--- Start Data ---
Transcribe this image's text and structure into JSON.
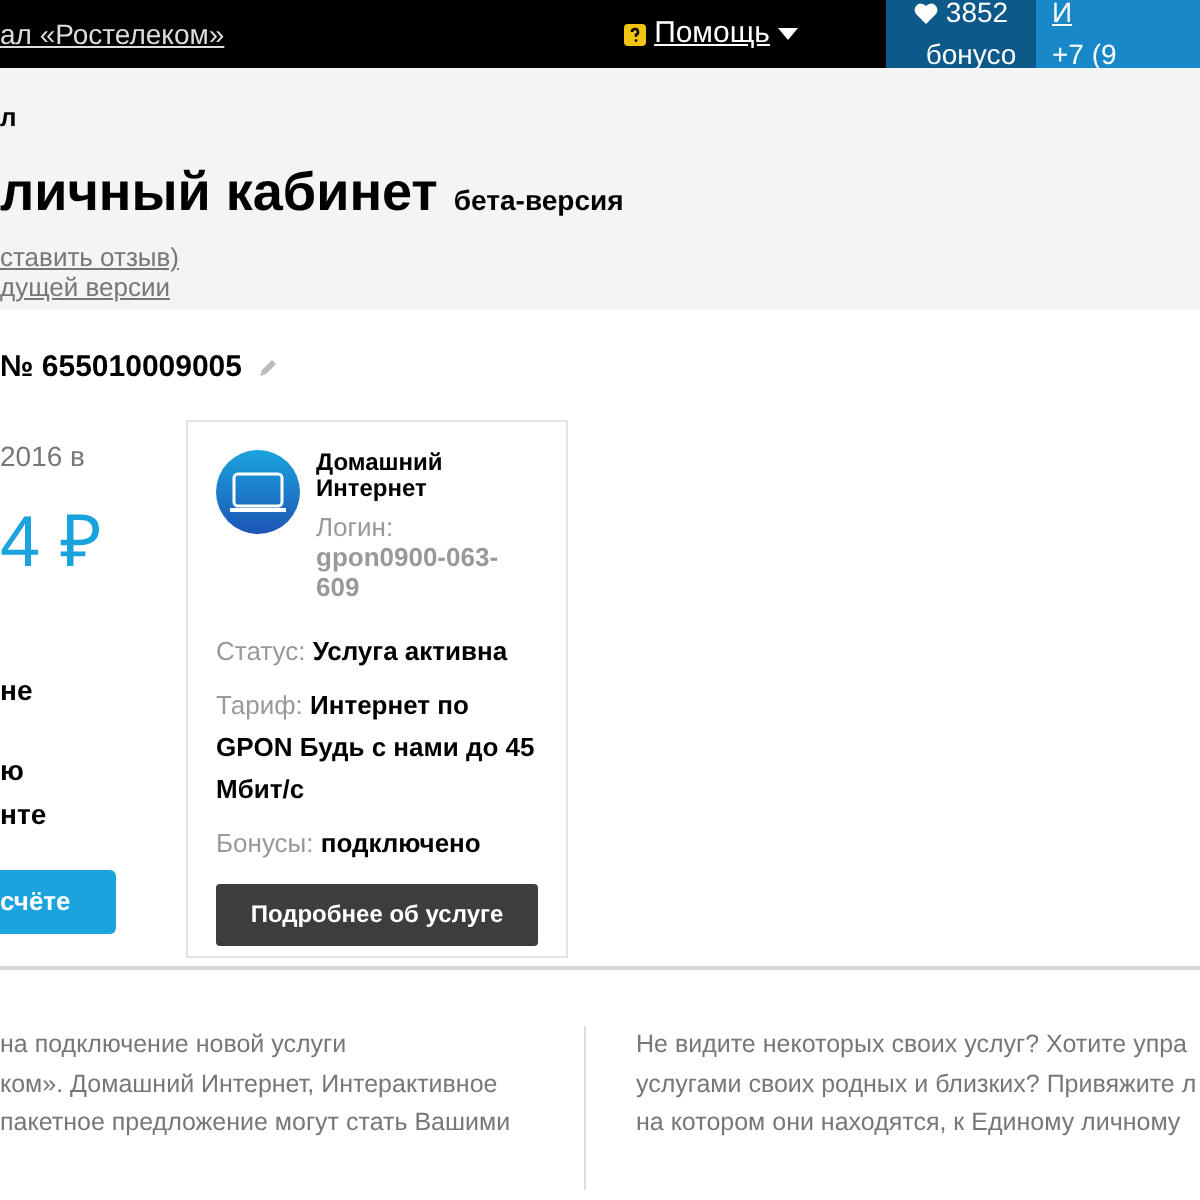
{
  "top_bar": {
    "portal_link": "ал «Ростелеком»",
    "help": "Помощь",
    "bonus": {
      "count": "3852",
      "label": "бонусо"
    },
    "account": {
      "name": "И",
      "phone": "+7 (9"
    }
  },
  "header": {
    "breadcrumb": "л",
    "title": "личный кабинет",
    "badge": "бета-версия",
    "links": [
      "ставить отзыв)",
      "дущей версии"
    ]
  },
  "account": {
    "number": "№ 655010009005",
    "balance_date": "2016 в",
    "balance": "4 ₽",
    "notes": [
      "не",
      "ю",
      "нте"
    ],
    "pay_button": "счёте"
  },
  "service_card": {
    "title": "Домашний Интернет",
    "login_label": "Логин:",
    "login": "gpon0900-063-609",
    "fields": [
      {
        "label": "Статус:",
        "value": "Услуга активна"
      },
      {
        "label": "Тариф:",
        "value": "Интернет по GPON Будь с нами до 45 Мбит/с"
      },
      {
        "label": "Бонусы:",
        "value": "подключено"
      }
    ],
    "button": "Подробнее об услуге"
  },
  "info": [
    [
      "на подключение новой услуги",
      "ком». Домашний Интернет, Интерактивное",
      "пакетное предложение могут стать Вашими"
    ],
    [
      "Не видите некоторых своих услуг? Хотите упра",
      "услугами своих родных и близких? Привяжите л",
      "на котором они находятся, к Единому личному"
    ]
  ]
}
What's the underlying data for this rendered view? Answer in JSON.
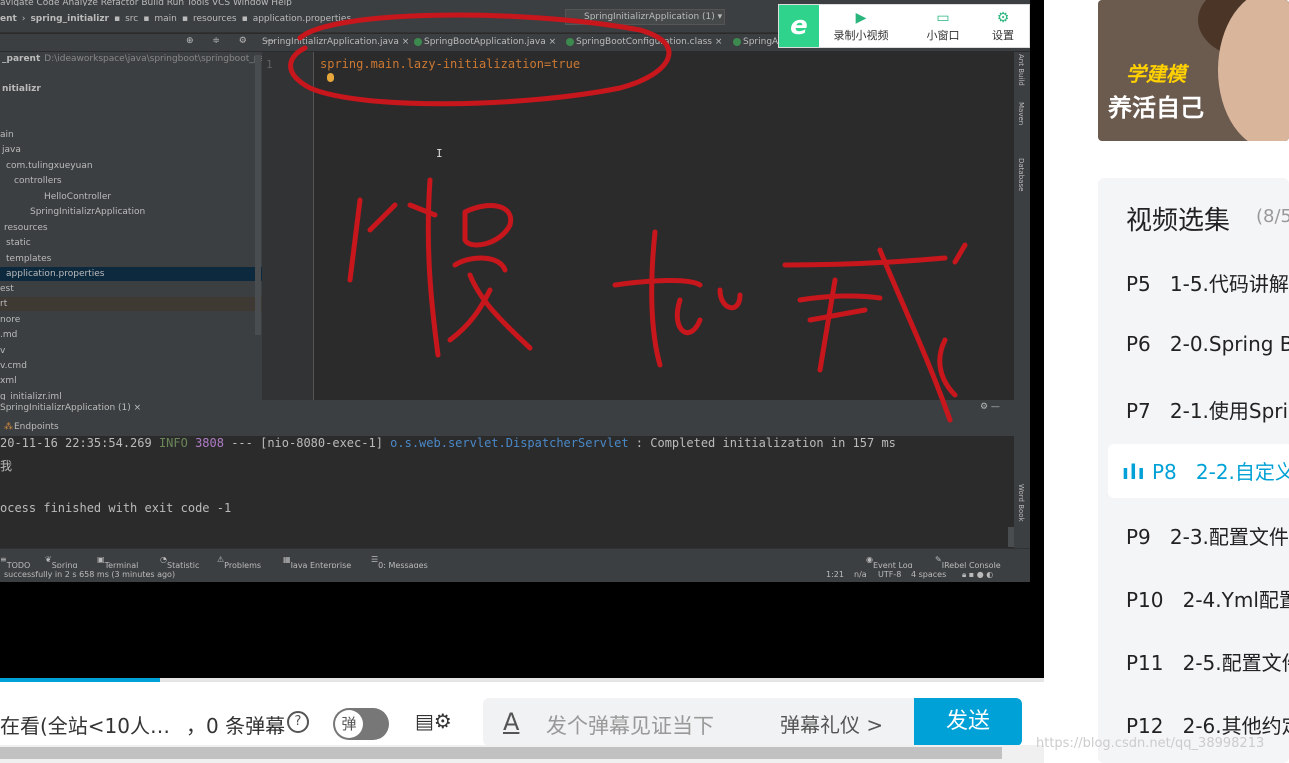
--- End Data ---
Exercise directions - Every record above should be transcribed exactly; the pictures stay out of the copy.

Exercise output -
Transcribe this image's text and structure into JSON.
{
  "top_bar": {
    "portal_link": "ал «Ростелеком»",
    "help": "Помощь",
    "bonus": {
      "count": "3852",
      "label": "бонусо"
    },
    "account": {
      "name": "И",
      "phone": "+7 (9"
    }
  },
  "header": {
    "breadcrumb": "л",
    "title": "личный кабинет",
    "badge": "бета-версия",
    "links": [
      "ставить отзыв)",
      "дущей версии"
    ]
  },
  "account": {
    "number": "№ 655010009005",
    "balance_date": "2016 в",
    "balance": "4 ₽",
    "notes": [
      "не",
      "ю",
      "нте"
    ],
    "pay_button": "счёте"
  },
  "service_card": {
    "title": "Домашний Интернет",
    "login_label": "Логин:",
    "login": "gpon0900-063-609",
    "fields": [
      {
        "label": "Статус:",
        "value": "Услуга активна"
      },
      {
        "label": "Тариф:",
        "value": "Интернет по GPON Будь с нами до 45 Мбит/с"
      },
      {
        "label": "Бонусы:",
        "value": "подключено"
      }
    ],
    "button": "Подробнее об услуге"
  },
  "info": [
    [
      "на подключение новой услуги",
      "ком». Домашний Интернет, Интерактивное",
      "пакетное предложение могут стать Вашими"
    ],
    [
      "Не видите некоторых своих услуг? Хотите упра",
      "услугами своих родных и близких? Привяжите л",
      "на котором они находятся, к Единому личному"
    ]
  ]
}
What's the underlying data for this rendered view? Answer in JSON.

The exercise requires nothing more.